*PROVIDED MATERIAL*
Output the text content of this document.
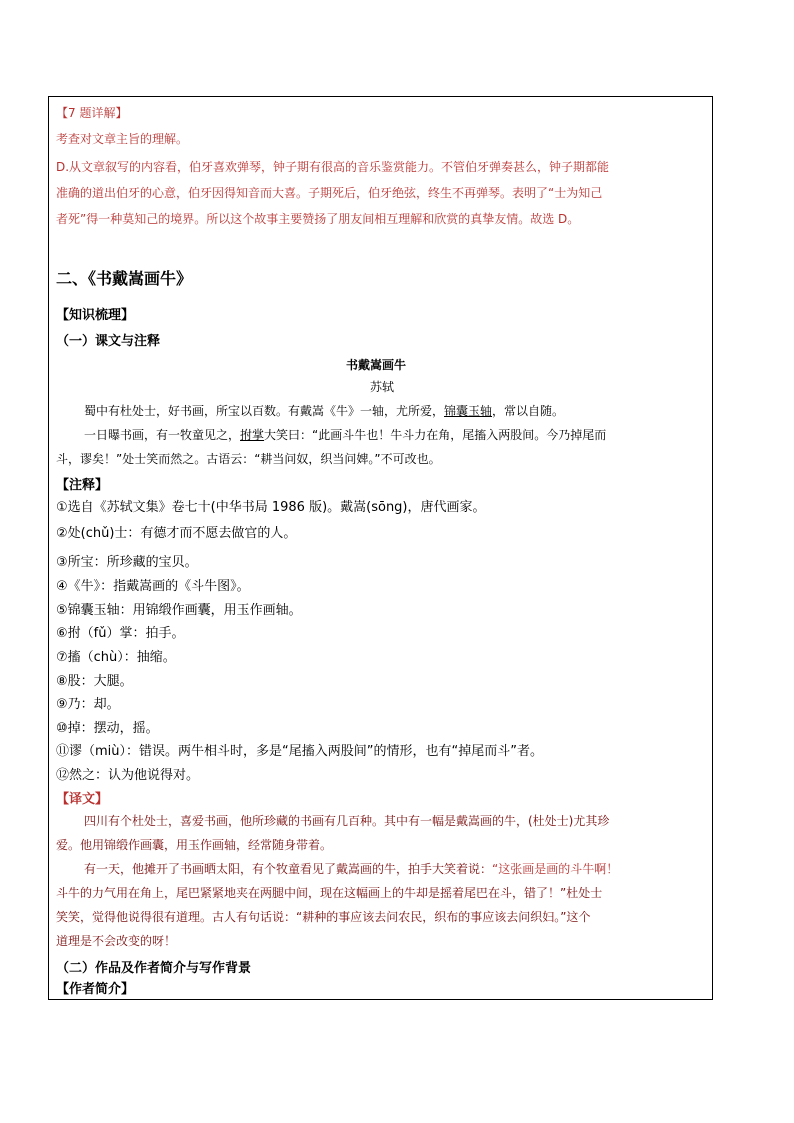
【7 题详解】
考查对文章主旨的理解。
D.从文章叙写的内容看，伯牙喜欢弹琴，钟子期有很高的音乐鉴赏能力。不管伯牙弹奏甚么，钟子期都能
准确的道出伯牙的心意，伯牙因得知音而大喜。子期死后，伯牙绝弦，终生不再弹琴。表明了“士为知己
者死”得一种莫知己的境界。所以这个故事主要赞扬了朋友间相互理解和欣赏的真挚友情。故选 D。
二、《书戴嵩画牛》
【知识梳理】
（一）课文与注释
书戴嵩画牛
苏轼
蜀中有杜处士，好书画，所宝以百数。有戴嵩《牛》一轴，尤所爱，锦囊玉轴，常以自随。
一日曝书画，有一牧童见之，拊掌大笑曰：“此画斗牛也！牛斗力在角，尾搐入两股间。今乃掉尾而
斗，谬矣！”处士笑而然之。古语云：“耕当问奴，织当问婢。”不可改也。
【注释】
①选自《苏轼文集》卷七十(中华书局 1986 版)。戴嵩(sōng)，唐代画家。
②处(chǔ)士：有德才而不愿去做官的人。
③所宝：所珍藏的宝贝。
④《牛》：指戴嵩画的《斗牛图》。
⑤锦囊玉轴：用锦缎作画囊，用玉作画轴。
⑥拊（fǔ）掌：拍手。
⑦搐（chù）：抽缩。
⑧股：大腿。
⑨乃：却。
⑩掉：摆动，摇。
⑪谬（miù）：错误。两牛相斗时，多是“尾搐入两股间”的情形，也有“掉尾而斗”者。
⑫然之：认为他说得对。
【译文】
四川有个杜处士，喜爱书画，他所珍藏的书画有几百种。其中有一幅是戴嵩画的牛，(杜处士)尤其珍
爱。他用锦缎作画囊，用玉作画轴，经常随身带着。
有一天，他摊开了书画晒太阳，有个牧童看见了戴嵩画的牛，拍手大笑着说：“这张画是画的斗牛啊！
斗牛的力气用在角上，尾巴紧紧地夹在两腿中间，现在这幅画上的牛却是摇着尾巴在斗，错了！”杜处士
笑笑，觉得他说得很有道理。古人有句话说：“耕种的事应该去问农民，织布的事应该去问织妇。”这个
道理是不会改变的呀！
（二）作品及作者简介与写作背景
【作者简介】
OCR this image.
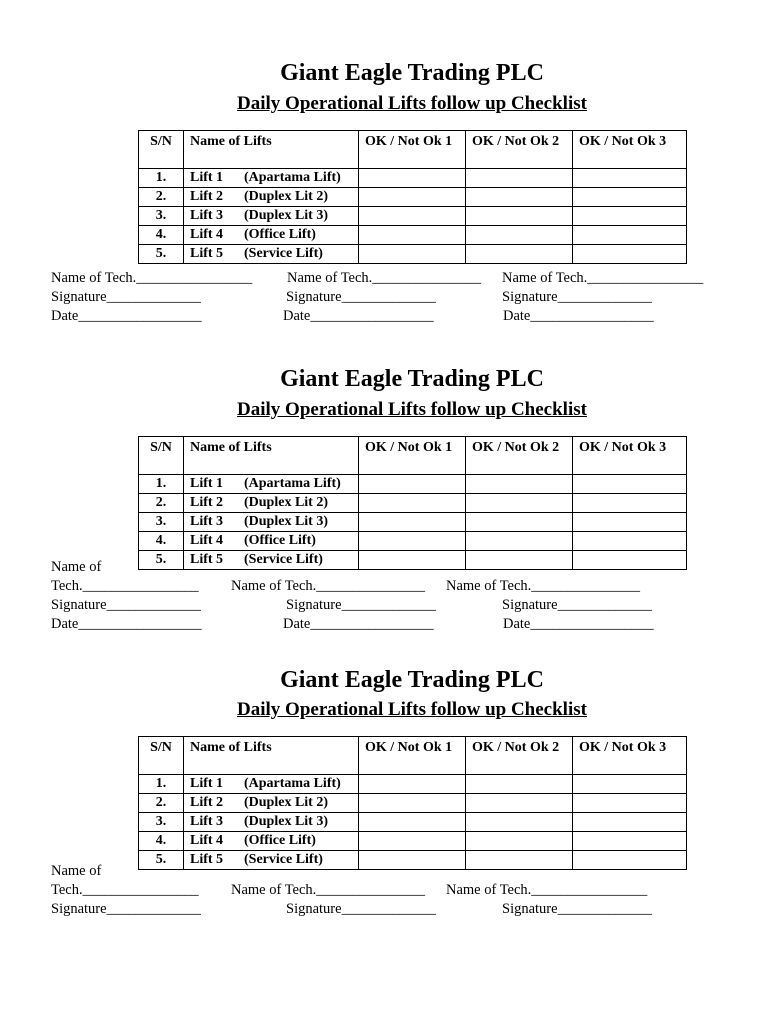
Giant Eagle Trading PLC
Daily Operational Lifts follow up Checklist
S/N	Name of Lifts	OK / Not Ok 1	OK / Not Ok 2	OK / Not Ok 3
1.	Lift 1 (Apartama Lift)			
2.	Lift 2 (Duplex Lit 2)			
3.	Lift 3 (Duplex Lit 3)			
4.	Lift 4 (Office Lift)			
5.	Lift 5 (Service Lift)			
Name of Tech.________________ Name of Tech._______________ Name of Tech.________________
Signature_____________	Signature_____________	Signature_____________
Date_________________	Date_________________	Date_________________
Giant Eagle Trading PLC
Daily Operational Lifts follow up Checklist
S/N	Name of Lifts	OK / Not Ok 1	OK / Not Ok 2	OK / Not Ok 3
1.	Lift 1 (Apartama Lift)			
2.	Lift 2 (Duplex Lit 2)			
3.	Lift 3 (Duplex Lit 3)			
4.	Lift 4 (Office Lift)			
5.	Lift 5 (Service Lift)			
Name of
Tech.________________ Name of Tech._______________ Name of Tech._______________
Signature_____________	Signature_____________	Signature_____________
Date_________________	Date_________________	Date_________________
Giant Eagle Trading PLC
Daily Operational Lifts follow up Checklist
S/N	Name of Lifts	OK / Not Ok 1	OK / Not Ok 2	OK / Not Ok 3
1.	Lift 1 (Apartama Lift)			
2.	Lift 2 (Duplex Lit 2)			
3.	Lift 3 (Duplex Lit 3)			
4.	Lift 4 (Office Lift)			
5.	Lift 5 (Service Lift)			
Name of
Tech.________________ Name of Tech._______________ Name of Tech.________________
Signature_____________	Signature_____________	Signature_____________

*WORK TO BE COMPLETED*
The records above need to be given again exactly. Omit the pictures.

*RESULT OF THE TASK*
Output the text content of this document.
【7 题详解】
考查对文章主旨的理解。
D.从文章叙写的内容看，伯牙喜欢弹琴，钟子期有很高的音乐鉴赏能力。不管伯牙弹奏甚么，钟子期都能
准确的道出伯牙的心意，伯牙因得知音而大喜。子期死后，伯牙绝弦，终生不再弹琴。表明了“士为知己
者死”得一种莫知己的境界。所以这个故事主要赞扬了朋友间相互理解和欣赏的真挚友情。故选 D。
二、《书戴嵩画牛》
【知识梳理】
（一）课文与注释
书戴嵩画牛
苏轼
蜀中有杜处士，好书画，所宝以百数。有戴嵩《牛》一轴，尤所爱，锦囊玉轴，常以自随。
一日曝书画，有一牧童见之，拊掌大笑曰：“此画斗牛也！牛斗力在角，尾搐入两股间。今乃掉尾而
斗，谬矣！”处士笑而然之。古语云：“耕当问奴，织当问婢。”不可改也。
【注释】
①选自《苏轼文集》卷七十(中华书局 1986 版)。戴嵩(sōng)，唐代画家。
②处(chǔ)士：有德才而不愿去做官的人。
③所宝：所珍藏的宝贝。
④《牛》：指戴嵩画的《斗牛图》。
⑤锦囊玉轴：用锦缎作画囊，用玉作画轴。
⑥拊（fǔ）掌：拍手。
⑦搐（chù）：抽缩。
⑧股：大腿。
⑨乃：却。
⑩掉：摆动，摇。
⑪谬（miù）：错误。两牛相斗时，多是“尾搐入两股间”的情形，也有“掉尾而斗”者。
⑫然之：认为他说得对。
【译文】
四川有个杜处士，喜爱书画，他所珍藏的书画有几百种。其中有一幅是戴嵩画的牛，(杜处士)尤其珍
爱。他用锦缎作画囊，用玉作画轴，经常随身带着。
有一天，他摊开了书画晒太阳，有个牧童看见了戴嵩画的牛，拍手大笑着说：“这张画是画的斗牛啊！
斗牛的力气用在角上，尾巴紧紧地夹在两腿中间，现在这幅画上的牛却是摇着尾巴在斗，错了！”杜处士
笑笑，觉得他说得很有道理。古人有句话说：“耕种的事应该去问农民，织布的事应该去问织妇。”这个
道理是不会改变的呀！
（二）作品及作者简介与写作背景
【作者简介】
OCR this image.
Giant Eagle Trading PLC
Daily Operational Lifts follow up Checklist
S/N	Name of Lifts	OK / Not Ok 1	OK / Not Ok 2	OK / Not Ok 3
1.	Lift 1 (Apartama Lift)			
2.	Lift 2 (Duplex Lit 2)			
3.	Lift 3 (Duplex Lit 3)			
4.	Lift 4 (Office Lift)			
5.	Lift 5 (Service Lift)			
Name of Tech.________________ Name of Tech._______________ Name of Tech.________________
Signature_____________	Signature_____________	Signature_____________
Date_________________	Date_________________	Date_________________
Giant Eagle Trading PLC
Daily Operational Lifts follow up Checklist
S/N	Name of Lifts	OK / Not Ok 1	OK / Not Ok 2	OK / Not Ok 3
1.	Lift 1 (Apartama Lift)			
2.	Lift 2 (Duplex Lit 2)			
3.	Lift 3 (Duplex Lit 3)			
4.	Lift 4 (Office Lift)			
5.	Lift 5 (Service Lift)			
Name of
Tech.________________ Name of Tech._______________ Name of Tech._______________
Signature_____________	Signature_____________	Signature_____________
Date_________________	Date_________________	Date_________________
Giant Eagle Trading PLC
Daily Operational Lifts follow up Checklist
S/N	Name of Lifts	OK / Not Ok 1	OK / Not Ok 2	OK / Not Ok 3
1.	Lift 1 (Apartama Lift)			
2.	Lift 2 (Duplex Lit 2)			
3.	Lift 3 (Duplex Lit 3)			
4.	Lift 4 (Office Lift)			
5.	Lift 5 (Service Lift)			
Name of
Tech.________________ Name of Tech._______________ Name of Tech.________________
Signature_____________	Signature_____________	Signature_____________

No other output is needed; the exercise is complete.